§ Exercise
The records should be repeated word for word, pictures excluded.

Data extracted from a collection:
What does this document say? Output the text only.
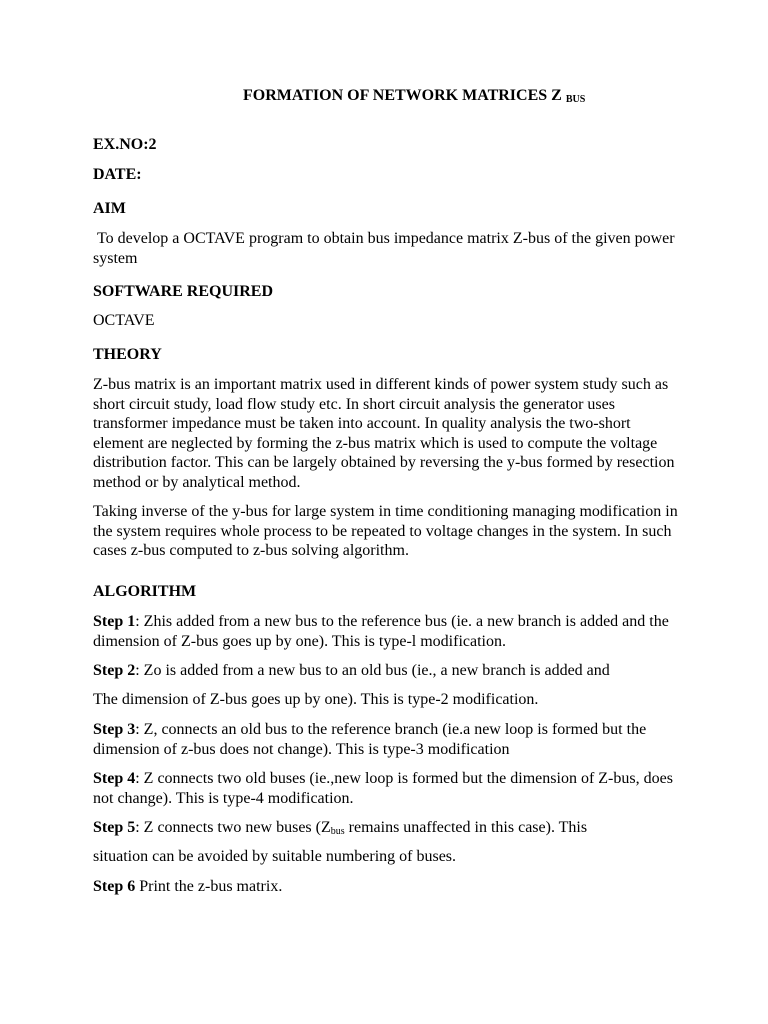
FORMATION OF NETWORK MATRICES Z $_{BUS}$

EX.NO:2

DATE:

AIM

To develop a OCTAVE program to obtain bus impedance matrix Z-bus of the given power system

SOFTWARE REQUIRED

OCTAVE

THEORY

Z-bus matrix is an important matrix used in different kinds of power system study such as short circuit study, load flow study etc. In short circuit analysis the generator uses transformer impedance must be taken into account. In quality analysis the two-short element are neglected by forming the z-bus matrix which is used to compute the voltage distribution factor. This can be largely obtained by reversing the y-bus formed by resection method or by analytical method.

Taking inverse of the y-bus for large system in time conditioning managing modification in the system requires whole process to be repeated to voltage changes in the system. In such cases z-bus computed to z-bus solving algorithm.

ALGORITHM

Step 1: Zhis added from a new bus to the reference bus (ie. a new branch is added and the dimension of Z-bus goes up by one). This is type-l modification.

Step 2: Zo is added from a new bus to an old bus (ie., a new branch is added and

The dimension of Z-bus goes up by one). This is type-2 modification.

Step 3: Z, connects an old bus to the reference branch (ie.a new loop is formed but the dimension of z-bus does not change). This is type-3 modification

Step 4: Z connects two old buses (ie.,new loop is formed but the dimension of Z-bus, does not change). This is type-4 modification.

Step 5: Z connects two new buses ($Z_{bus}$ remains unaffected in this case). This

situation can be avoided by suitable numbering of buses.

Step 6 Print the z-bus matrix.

§ Output
What does this document say? Output the text only.
FORMATION OF NETWORK MATRICES Z $_{BUS}$

EX.NO:2

DATE:

AIM

To develop a OCTAVE program to obtain bus impedance matrix Z-bus of the given power system

SOFTWARE REQUIRED

OCTAVE

THEORY

Z-bus matrix is an important matrix used in different kinds of power system study such as short circuit study, load flow study etc. In short circuit analysis the generator uses transformer impedance must be taken into account. In quality analysis the two-short element are neglected by forming the z-bus matrix which is used to compute the voltage distribution factor. This can be largely obtained by reversing the y-bus formed by resection method or by analytical method.

Taking inverse of the y-bus for large system in time conditioning managing modification in the system requires whole process to be repeated to voltage changes in the system. In such cases z-bus computed to z-bus solving algorithm.

ALGORITHM

Step 1: Zhis added from a new bus to the reference bus (ie. a new branch is added and the dimension of Z-bus goes up by one). This is type-l modification.

Step 2: Zo is added from a new bus to an old bus (ie., a new branch is added and

The dimension of Z-bus goes up by one). This is type-2 modification.

Step 3: Z, connects an old bus to the reference branch (ie.a new loop is formed but the dimension of z-bus does not change). This is type-3 modification

Step 4: Z connects two old buses (ie.,new loop is formed but the dimension of Z-bus, does not change). This is type-4 modification.

Step 5: Z connects two new buses ($Z_{bus}$ remains unaffected in this case). This

situation can be avoided by suitable numbering of buses.

Step 6 Print the z-bus matrix.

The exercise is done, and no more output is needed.